*Task instructions*. Reproduce the material word for word from its beginning through the line containing "The housing 12H is at (200, 498).", omitting the pictures.

*Recorded information*.
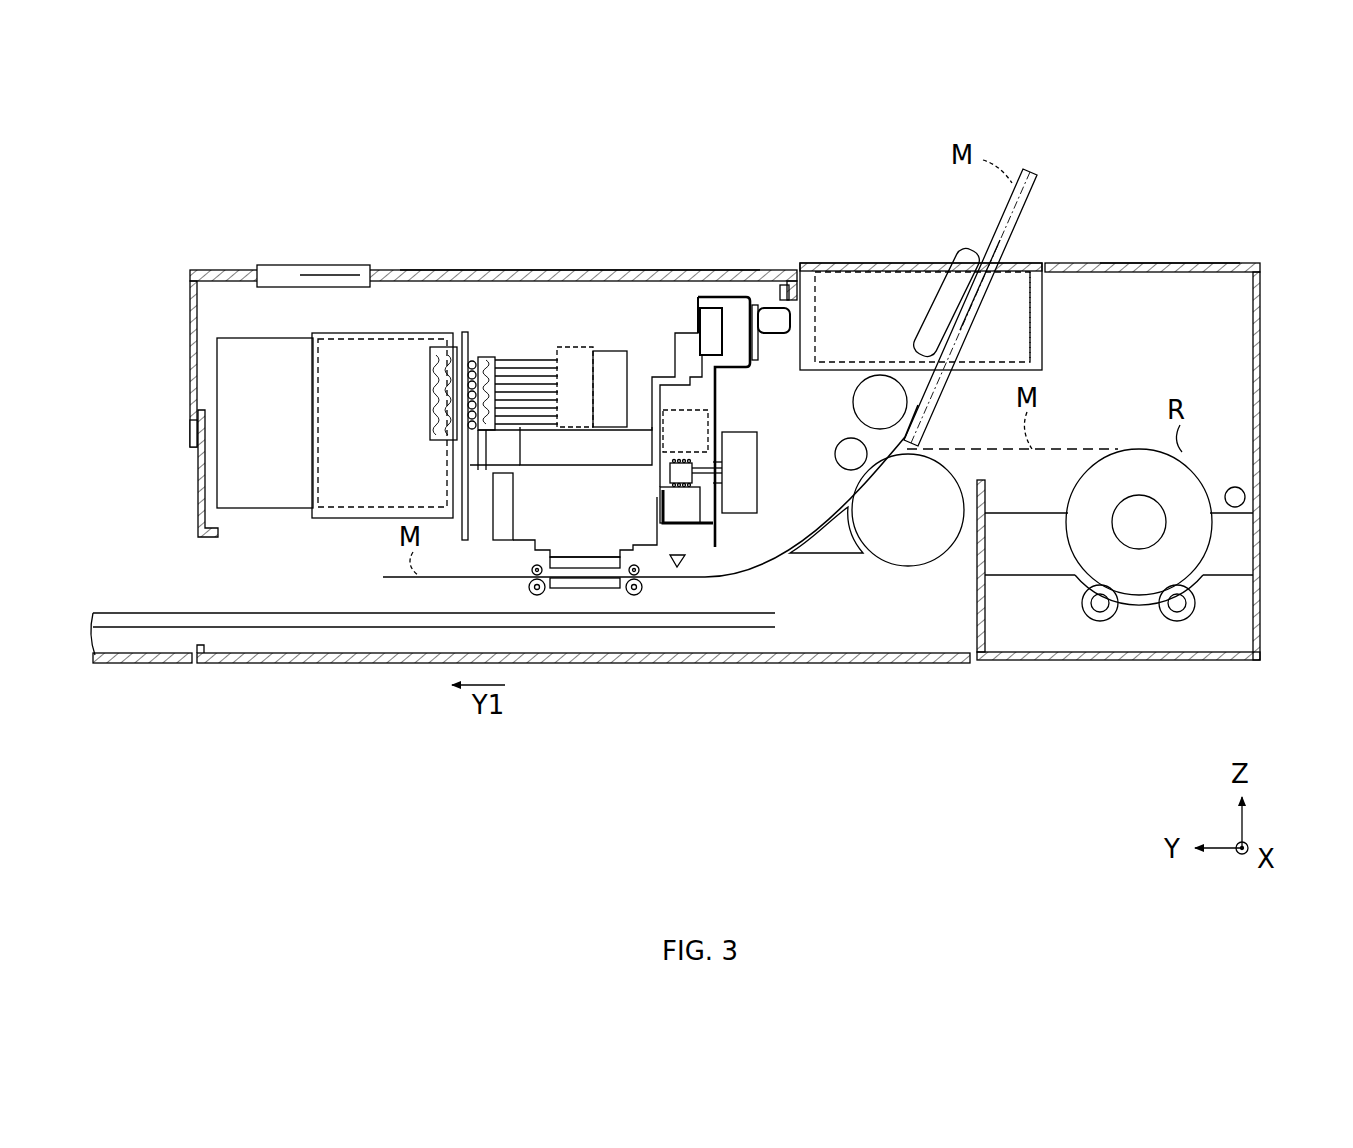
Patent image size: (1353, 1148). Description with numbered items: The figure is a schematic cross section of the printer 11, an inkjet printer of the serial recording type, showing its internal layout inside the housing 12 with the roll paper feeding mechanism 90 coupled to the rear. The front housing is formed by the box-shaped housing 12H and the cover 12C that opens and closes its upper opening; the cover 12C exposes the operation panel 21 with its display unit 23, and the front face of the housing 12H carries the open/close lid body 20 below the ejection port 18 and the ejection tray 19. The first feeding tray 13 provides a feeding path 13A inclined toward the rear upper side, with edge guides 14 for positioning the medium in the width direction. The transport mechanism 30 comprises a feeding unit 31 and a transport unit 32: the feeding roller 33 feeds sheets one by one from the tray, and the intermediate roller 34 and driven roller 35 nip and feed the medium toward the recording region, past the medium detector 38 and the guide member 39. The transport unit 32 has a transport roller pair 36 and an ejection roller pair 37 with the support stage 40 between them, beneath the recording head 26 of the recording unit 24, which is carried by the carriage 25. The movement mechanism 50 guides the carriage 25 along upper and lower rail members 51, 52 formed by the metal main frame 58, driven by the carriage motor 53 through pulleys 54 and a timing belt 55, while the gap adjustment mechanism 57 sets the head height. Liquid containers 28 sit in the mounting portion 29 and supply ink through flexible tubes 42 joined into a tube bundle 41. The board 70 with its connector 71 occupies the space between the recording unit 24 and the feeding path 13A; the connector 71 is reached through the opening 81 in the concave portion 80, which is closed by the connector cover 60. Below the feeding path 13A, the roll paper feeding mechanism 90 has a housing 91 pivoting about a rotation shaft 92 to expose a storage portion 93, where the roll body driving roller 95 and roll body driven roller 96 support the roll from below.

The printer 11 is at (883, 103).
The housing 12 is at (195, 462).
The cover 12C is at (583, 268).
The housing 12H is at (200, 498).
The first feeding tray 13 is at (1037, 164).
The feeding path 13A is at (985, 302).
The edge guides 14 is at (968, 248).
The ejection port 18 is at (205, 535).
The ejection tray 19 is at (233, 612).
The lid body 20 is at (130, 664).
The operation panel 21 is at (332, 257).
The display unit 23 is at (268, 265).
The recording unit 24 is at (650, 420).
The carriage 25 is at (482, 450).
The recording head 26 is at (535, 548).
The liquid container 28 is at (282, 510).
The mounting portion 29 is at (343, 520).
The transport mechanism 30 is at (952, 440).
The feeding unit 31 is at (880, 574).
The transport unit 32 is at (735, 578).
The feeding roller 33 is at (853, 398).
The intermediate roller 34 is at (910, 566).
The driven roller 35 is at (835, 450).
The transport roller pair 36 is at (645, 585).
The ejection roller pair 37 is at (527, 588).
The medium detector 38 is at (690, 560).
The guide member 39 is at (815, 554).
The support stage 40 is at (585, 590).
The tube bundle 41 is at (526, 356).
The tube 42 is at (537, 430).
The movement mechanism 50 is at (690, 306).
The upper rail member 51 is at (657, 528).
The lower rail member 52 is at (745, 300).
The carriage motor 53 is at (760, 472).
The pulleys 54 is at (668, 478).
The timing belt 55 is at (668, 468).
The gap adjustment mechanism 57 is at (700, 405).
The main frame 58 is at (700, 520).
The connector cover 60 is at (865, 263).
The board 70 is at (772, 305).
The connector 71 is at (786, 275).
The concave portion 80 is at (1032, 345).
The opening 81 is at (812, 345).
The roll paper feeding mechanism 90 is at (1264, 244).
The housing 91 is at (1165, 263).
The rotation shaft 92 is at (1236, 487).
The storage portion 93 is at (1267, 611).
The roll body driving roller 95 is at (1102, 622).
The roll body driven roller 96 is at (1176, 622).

*Reply*.
Patent image size: (1353, 1148). Description with numbered items: The figure is a schematic cross section of the printer 11, an inkjet printer of the serial recording type, showing its internal layout inside the housing 12 with the roll paper feeding mechanism 90 coupled to the rear. The front housing is formed by the box-shaped housing 12H and the cover 12C that opens and closes its upper opening; the cover 12C exposes the operation panel 21 with its display unit 23, and the front face of the housing 12H carries the open/close lid body 20 below the ejection port 18 and the ejection tray 19. The first feeding tray 13 provides a feeding path 13A inclined toward the rear upper side, with edge guides 14 for positioning the medium in the width direction. The transport mechanism 30 comprises a feeding unit 31 and a transport unit 32: the feeding roller 33 feeds sheets one by one from the tray, and the intermediate roller 34 and driven roller 35 nip and feed the medium toward the recording region, past the medium detector 38 and the guide member 39. The transport unit 32 has a transport roller pair 36 and an ejection roller pair 37 with the support stage 40 between them, beneath the recording head 26 of the recording unit 24, which is carried by the carriage 25. The movement mechanism 50 guides the carriage 25 along upper and lower rail members 51, 52 formed by the metal main frame 58, driven by the carriage motor 53 through pulleys 54 and a timing belt 55, while the gap adjustment mechanism 57 sets the head height. Liquid containers 28 sit in the mounting portion 29 and supply ink through flexible tubes 42 joined into a tube bundle 41. The board 70 with its connector 71 occupies the space between the recording unit 24 and the feeding path 13A; the connector 71 is reached through the opening 81 in the concave portion 80, which is closed by the connector cover 60. Below the feeding path 13A, the roll paper feeding mechanism 90 has a housing 91 pivoting about a rotation shaft 92 to expose a storage portion 93, where the roll body driving roller 95 and roll body driven roller 96 support the roll from below.

The printer 11 is at (883, 103).
The housing 12 is at (195, 462).
The cover 12C is at (583, 268).
The housing 12H is at (200, 498).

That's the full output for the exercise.